(Dataset entries)
## begin

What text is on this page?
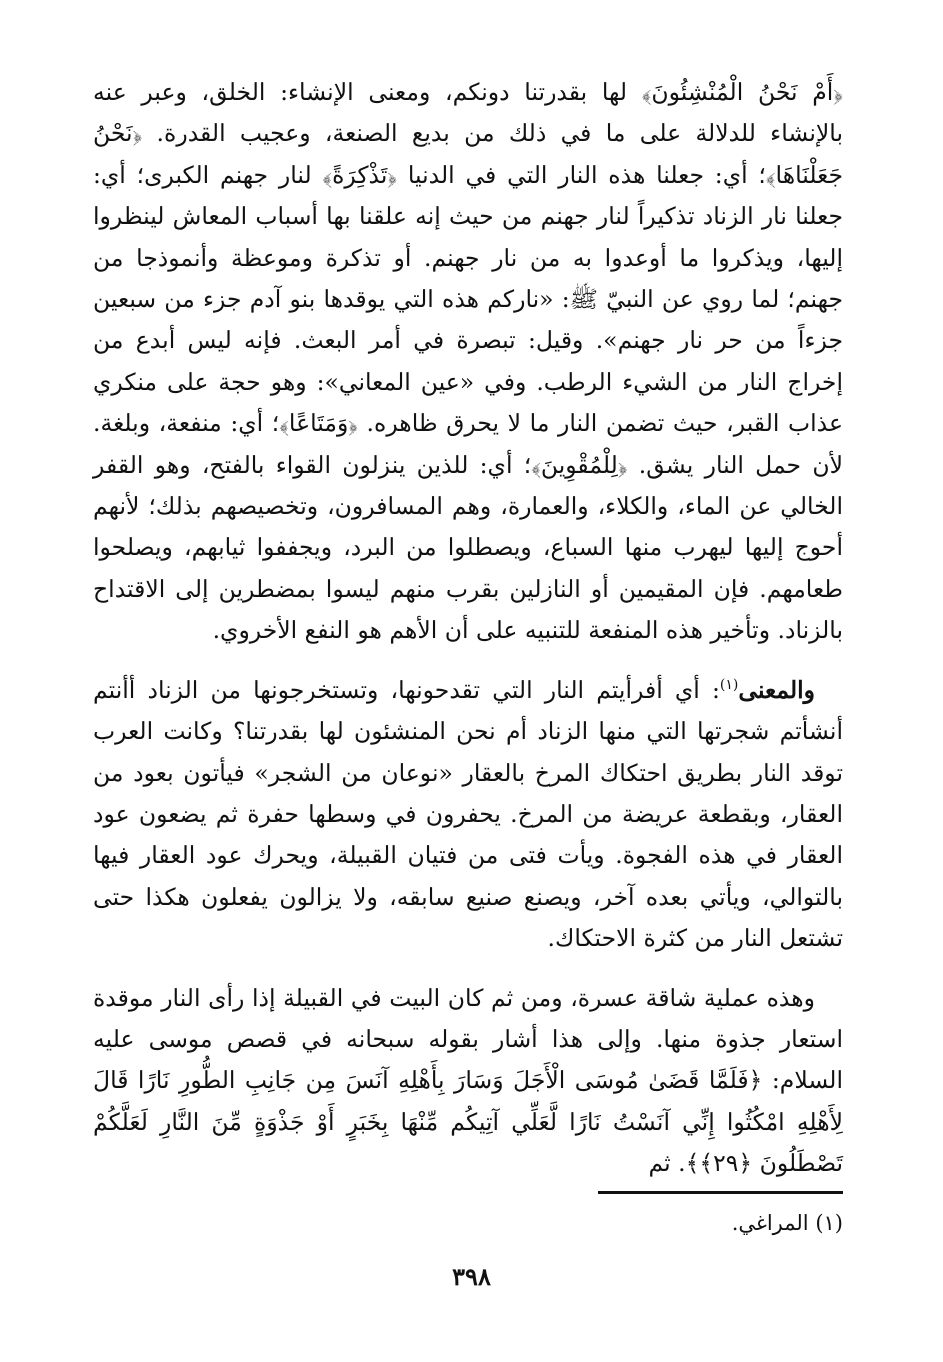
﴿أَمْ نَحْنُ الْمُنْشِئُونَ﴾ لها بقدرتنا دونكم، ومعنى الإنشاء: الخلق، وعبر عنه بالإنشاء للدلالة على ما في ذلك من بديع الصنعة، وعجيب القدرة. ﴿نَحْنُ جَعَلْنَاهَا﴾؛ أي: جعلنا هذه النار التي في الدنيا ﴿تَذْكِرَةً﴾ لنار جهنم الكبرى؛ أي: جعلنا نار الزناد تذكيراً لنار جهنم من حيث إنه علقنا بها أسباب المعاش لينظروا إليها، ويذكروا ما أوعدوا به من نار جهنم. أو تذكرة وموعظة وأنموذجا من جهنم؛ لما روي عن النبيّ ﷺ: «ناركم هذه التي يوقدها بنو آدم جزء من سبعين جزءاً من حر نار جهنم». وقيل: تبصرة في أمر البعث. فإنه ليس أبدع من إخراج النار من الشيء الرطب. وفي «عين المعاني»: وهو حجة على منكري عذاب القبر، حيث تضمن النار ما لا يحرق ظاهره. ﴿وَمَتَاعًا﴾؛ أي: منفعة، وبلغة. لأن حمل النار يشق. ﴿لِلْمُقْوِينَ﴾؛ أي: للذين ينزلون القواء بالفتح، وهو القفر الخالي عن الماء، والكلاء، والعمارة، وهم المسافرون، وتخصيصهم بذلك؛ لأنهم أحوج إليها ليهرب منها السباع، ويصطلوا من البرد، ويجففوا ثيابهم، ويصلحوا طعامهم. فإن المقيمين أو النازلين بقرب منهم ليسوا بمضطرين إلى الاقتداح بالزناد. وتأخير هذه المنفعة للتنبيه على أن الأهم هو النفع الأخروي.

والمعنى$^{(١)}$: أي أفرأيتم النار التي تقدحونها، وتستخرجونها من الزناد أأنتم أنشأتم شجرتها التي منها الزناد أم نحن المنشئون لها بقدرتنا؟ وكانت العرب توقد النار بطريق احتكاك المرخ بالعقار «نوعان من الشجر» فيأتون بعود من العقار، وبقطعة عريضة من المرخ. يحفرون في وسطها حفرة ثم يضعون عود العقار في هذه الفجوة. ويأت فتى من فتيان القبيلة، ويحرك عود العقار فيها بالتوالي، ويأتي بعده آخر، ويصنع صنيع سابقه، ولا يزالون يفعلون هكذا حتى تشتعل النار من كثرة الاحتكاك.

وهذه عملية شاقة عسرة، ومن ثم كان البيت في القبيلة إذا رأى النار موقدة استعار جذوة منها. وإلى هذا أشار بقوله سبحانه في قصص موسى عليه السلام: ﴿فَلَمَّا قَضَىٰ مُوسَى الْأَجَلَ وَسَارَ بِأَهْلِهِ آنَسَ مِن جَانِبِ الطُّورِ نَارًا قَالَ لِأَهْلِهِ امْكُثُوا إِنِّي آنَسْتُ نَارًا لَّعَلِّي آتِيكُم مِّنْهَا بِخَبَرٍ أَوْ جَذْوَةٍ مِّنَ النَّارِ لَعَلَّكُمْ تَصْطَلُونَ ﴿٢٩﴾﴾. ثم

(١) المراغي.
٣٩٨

## end
## begin

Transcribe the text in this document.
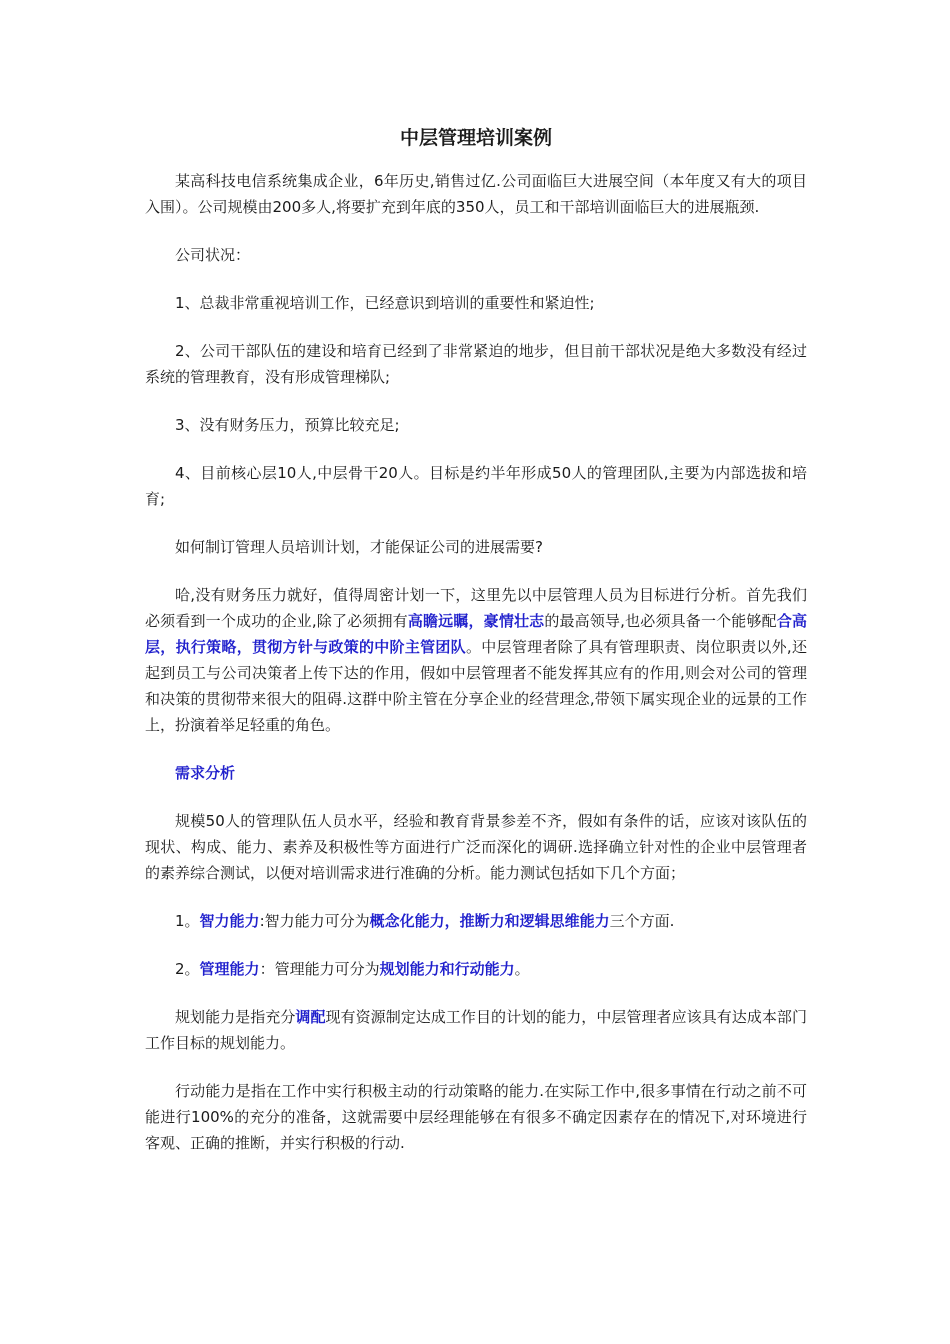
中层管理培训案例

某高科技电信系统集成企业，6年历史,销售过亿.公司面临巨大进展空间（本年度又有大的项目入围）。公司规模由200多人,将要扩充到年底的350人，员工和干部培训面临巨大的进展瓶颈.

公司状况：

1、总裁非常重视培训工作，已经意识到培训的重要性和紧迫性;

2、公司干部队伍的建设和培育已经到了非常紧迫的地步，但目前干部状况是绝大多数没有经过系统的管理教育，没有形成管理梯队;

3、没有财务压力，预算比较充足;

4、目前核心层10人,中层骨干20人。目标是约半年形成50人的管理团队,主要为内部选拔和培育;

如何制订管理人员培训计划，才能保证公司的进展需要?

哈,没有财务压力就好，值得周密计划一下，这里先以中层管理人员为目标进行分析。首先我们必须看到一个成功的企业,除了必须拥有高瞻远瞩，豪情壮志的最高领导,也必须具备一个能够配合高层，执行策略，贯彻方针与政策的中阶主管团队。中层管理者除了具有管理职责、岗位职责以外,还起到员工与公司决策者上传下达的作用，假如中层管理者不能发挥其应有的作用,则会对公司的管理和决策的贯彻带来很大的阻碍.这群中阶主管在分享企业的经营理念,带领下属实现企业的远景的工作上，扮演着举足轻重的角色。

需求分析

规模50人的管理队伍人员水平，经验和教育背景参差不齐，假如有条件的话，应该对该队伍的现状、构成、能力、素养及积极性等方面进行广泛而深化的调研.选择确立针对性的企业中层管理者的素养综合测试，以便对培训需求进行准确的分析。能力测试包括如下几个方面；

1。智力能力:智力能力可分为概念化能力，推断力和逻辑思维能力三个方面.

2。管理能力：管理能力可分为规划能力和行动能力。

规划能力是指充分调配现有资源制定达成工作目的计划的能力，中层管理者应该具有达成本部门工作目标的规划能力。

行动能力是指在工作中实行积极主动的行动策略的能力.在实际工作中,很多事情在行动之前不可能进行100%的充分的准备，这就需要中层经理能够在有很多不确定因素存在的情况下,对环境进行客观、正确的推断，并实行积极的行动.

## end

__Exercise directions__.
Find every line that holds "text" and copy it.

__Answer in full__.
What text is on this page?
Transcribe the text in this document.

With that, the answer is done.